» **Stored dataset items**
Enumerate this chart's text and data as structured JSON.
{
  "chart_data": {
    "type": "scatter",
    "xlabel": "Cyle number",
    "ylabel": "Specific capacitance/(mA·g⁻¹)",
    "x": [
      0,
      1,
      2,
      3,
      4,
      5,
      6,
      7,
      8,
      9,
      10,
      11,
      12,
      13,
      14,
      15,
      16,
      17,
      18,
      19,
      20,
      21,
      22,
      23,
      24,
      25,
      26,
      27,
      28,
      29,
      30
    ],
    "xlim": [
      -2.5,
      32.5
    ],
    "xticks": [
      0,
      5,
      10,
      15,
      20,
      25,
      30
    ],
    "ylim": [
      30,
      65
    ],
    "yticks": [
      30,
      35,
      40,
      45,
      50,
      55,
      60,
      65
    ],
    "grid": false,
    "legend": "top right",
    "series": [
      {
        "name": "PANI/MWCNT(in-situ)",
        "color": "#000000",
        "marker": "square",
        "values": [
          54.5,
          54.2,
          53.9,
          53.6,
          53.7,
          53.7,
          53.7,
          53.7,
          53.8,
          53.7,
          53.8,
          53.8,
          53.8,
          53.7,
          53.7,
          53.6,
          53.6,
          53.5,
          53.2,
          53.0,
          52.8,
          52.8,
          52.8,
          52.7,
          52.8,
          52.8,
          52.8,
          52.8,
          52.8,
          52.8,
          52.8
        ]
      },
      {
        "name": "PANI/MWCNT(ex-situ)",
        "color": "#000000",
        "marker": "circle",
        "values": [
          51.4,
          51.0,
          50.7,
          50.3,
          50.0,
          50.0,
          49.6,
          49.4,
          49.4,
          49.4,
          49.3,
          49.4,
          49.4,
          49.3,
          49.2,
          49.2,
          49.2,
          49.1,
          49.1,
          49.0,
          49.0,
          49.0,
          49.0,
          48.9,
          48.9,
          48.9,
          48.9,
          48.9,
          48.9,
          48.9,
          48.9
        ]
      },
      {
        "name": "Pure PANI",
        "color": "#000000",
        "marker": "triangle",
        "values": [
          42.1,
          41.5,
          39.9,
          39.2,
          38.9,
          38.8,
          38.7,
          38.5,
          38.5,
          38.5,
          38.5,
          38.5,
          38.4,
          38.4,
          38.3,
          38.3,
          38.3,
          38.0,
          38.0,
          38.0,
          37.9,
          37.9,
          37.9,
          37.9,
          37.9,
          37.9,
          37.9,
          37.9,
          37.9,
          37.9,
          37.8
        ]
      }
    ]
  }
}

» **Aim of the task**
Write every line of the material above again, exactly.

» **Response to the exercise**
Enumerate this chart's text and data as structured JSON.
{
  "chart_data": {
    "type": "scatter",
    "xlabel": "Cyle number",
    "ylabel": "Specific capacitance/(mA·g⁻¹)",
    "x": [
      0,
      1,
      2,
      3,
      4,
      5,
      6,
      7,
      8,
      9,
      10,
      11,
      12,
      13,
      14,
      15,
      16,
      17,
      18,
      19,
      20,
      21,
      22,
      23,
      24,
      25,
      26,
      27,
      28,
      29,
      30
    ],
    "xlim": [
      -2.5,
      32.5
    ],
    "xticks": [
      0,
      5,
      10,
      15,
      20,
      25,
      30
    ],
    "ylim": [
      30,
      65
    ],
    "yticks": [
      30,
      35,
      40,
      45,
      50,
      55,
      60,
      65
    ],
    "grid": false,
    "legend": "top right",
    "series": [
      {
        "name": "PANI/MWCNT(in-situ)",
        "color": "#000000",
        "marker": "square",
        "values": [
          54.5,
          54.2,
          53.9,
          53.6,
          53.7,
          53.7,
          53.7,
          53.7,
          53.8,
          53.7,
          53.8,
          53.8,
          53.8,
          53.7,
          53.7,
          53.6,
          53.6,
          53.5,
          53.2,
          53.0,
          52.8,
          52.8,
          52.8,
          52.7,
          52.8,
          52.8,
          52.8,
          52.8,
          52.8,
          52.8,
          52.8
        ]
      },
      {
        "name": "PANI/MWCNT(ex-situ)",
        "color": "#000000",
        "marker": "circle",
        "values": [
          51.4,
          51.0,
          50.7,
          50.3,
          50.0,
          50.0,
          49.6,
          49.4,
          49.4,
          49.4,
          49.3,
          49.4,
          49.4,
          49.3,
          49.2,
          49.2,
          49.2,
          49.1,
          49.1,
          49.0,
          49.0,
          49.0,
          49.0,
          48.9,
          48.9,
          48.9,
          48.9,
          48.9,
          48.9,
          48.9,
          48.9
        ]
      },
      {
        "name": "Pure PANI",
        "color": "#000000",
        "marker": "triangle",
        "values": [
          42.1,
          41.5,
          39.9,
          39.2,
          38.9,
          38.8,
          38.7,
          38.5,
          38.5,
          38.5,
          38.5,
          38.5,
          38.4,
          38.4,
          38.3,
          38.3,
          38.3,
          38.0,
          38.0,
          38.0,
          37.9,
          37.9,
          37.9,
          37.9,
          37.9,
          37.9,
          37.9,
          37.9,
          37.9,
          37.9,
          37.8
        ]
      }
    ]
  }
}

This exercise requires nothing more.